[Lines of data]
* START *

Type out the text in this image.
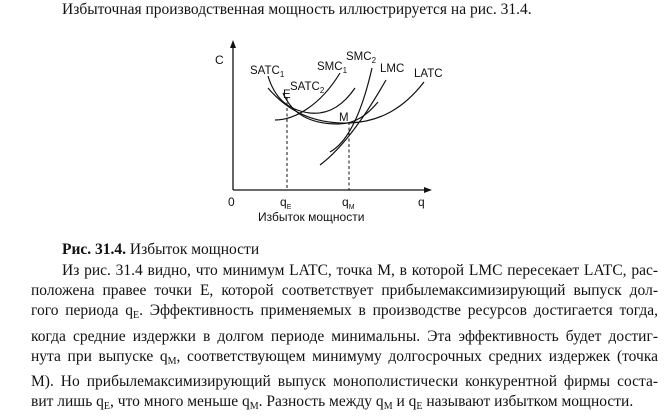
Избыточная производственная мощность иллюстрируется на рис. 31.4.
C
0	q
$q_E$	$q_M$
Избыток мощности
$SATC_1$
$SATC_2$
$SMC_1$
$SMC_2$
LMC LATC
E
M
Рис. 31.4. Избыток мощности
Из рис. 31.4 видно, что минимум LATC, точка М, в которой LMC пересекает LATC, рас-
положена правее точки Е, которой соответствует прибылемаксимизирующий выпуск дол-
гого периода $q_E$. Эффективность применяемых в производстве ресурсов достигается тогда,
когда средние издержки в долгом периоде минимальны. Эта эффективность будет достиг-
нута при выпуске $q_M$, соответствующем минимуму долгосрочных средних издержек (точка
М). Но прибылемаксимизирующий выпуск монополистически конкурентной фирмы соста-
вит лишь $q_E$, что много меньше $q_M$. Разность между $q_M$ и $q_E$ называют избытком мощности.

* END *

Reproduce all of the material exactly, apart from the pictures.

> _OUTPUT BELOW_:
Type out the text in this image.
Избыточная производственная мощность иллюстрируется на рис. 31.4.
C
0	q
$q_E$	$q_M$
Избыток мощности
$SATC_1$
$SATC_2$
$SMC_1$
$SMC_2$
LMC LATC
E
M
Рис. 31.4. Избыток мощности
Из рис. 31.4 видно, что минимум LATC, точка М, в которой LMC пересекает LATC, рас-
положена правее точки Е, которой соответствует прибылемаксимизирующий выпуск дол-
гого периода $q_E$. Эффективность применяемых в производстве ресурсов достигается тогда,
когда средние издержки в долгом периоде минимальны. Эта эффективность будет достиг-
нута при выпуске $q_M$, соответствующем минимуму долгосрочных средних издержек (точка
М). Но прибылемаксимизирующий выпуск монополистически конкурентной фирмы соста-
вит лишь $q_E$, что много меньше $q_M$. Разность между $q_M$ и $q_E$ называют избытком мощности.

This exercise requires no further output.